**** Source material ****
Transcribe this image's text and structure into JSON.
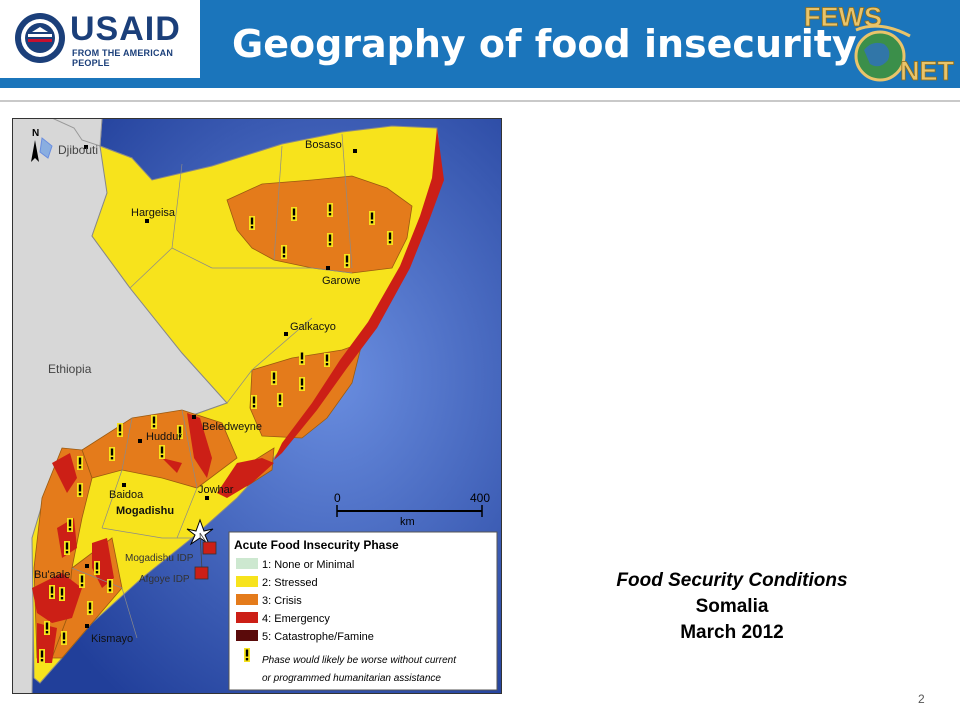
{
  "header": {
    "title": "Geography of food insecurity",
    "usaid_word": "USAID",
    "usaid_tagline": "FROM THE AMERICAN PEOPLE",
    "fews_word_top": "FEWS",
    "fews_word_bottom": "NET"
  },
  "map": {
    "north_label": "N",
    "places": {
      "djibouti": "Djibouti",
      "ethiopia": "Ethiopia",
      "bosaso": "Bosaso",
      "hargeisa": "Hargeisa",
      "garowe": "Garowe",
      "galkacyo": "Galkacyo",
      "beledweyne": "Beledweyne",
      "huddur": "Huddur",
      "baidoa": "Baidoa",
      "jowhar": "Jowhar",
      "mogadishu": "Mogadishu",
      "mogadishu_idp": "Mogadishu IDP",
      "afgoye_idp": "Afgoye IDP",
      "buaale": "Bu'aale",
      "kismayo": "Kismayo"
    },
    "scale": {
      "start": "0",
      "end": "400",
      "unit": "km"
    },
    "legend": {
      "title": "Acute Food Insecurity Phase",
      "items": [
        {
          "label": "1: None or Minimal",
          "color": "#cde8d0"
        },
        {
          "label": "2: Stressed",
          "color": "#f7e31c"
        },
        {
          "label": "3: Crisis",
          "color": "#e47b1b"
        },
        {
          "label": "4: Emergency",
          "color": "#cc1f16"
        },
        {
          "label": "5: Catastrophe/Famine",
          "color": "#5a0a0a"
        }
      ],
      "note_line1": "Phase would likely be worse without current",
      "note_line2": "or programmed humanitarian assistance"
    },
    "colors": {
      "sea": "#3a66c4",
      "land": "#d7d7d7",
      "stressed": "#f7e31c",
      "crisis": "#e47b1b",
      "emergency": "#cc1f16"
    }
  },
  "caption": {
    "line1": "Food Security Conditions",
    "line2": "Somalia",
    "line3": "March 2012"
  },
  "page_number": "2"
}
****
### Given exercise
Above are the records. Identify each line that contains the word "Phase".

### Output of the task
      "title": "Acute Food Insecurity Phase",
      "note_line1": "Phase would likely be worse without current",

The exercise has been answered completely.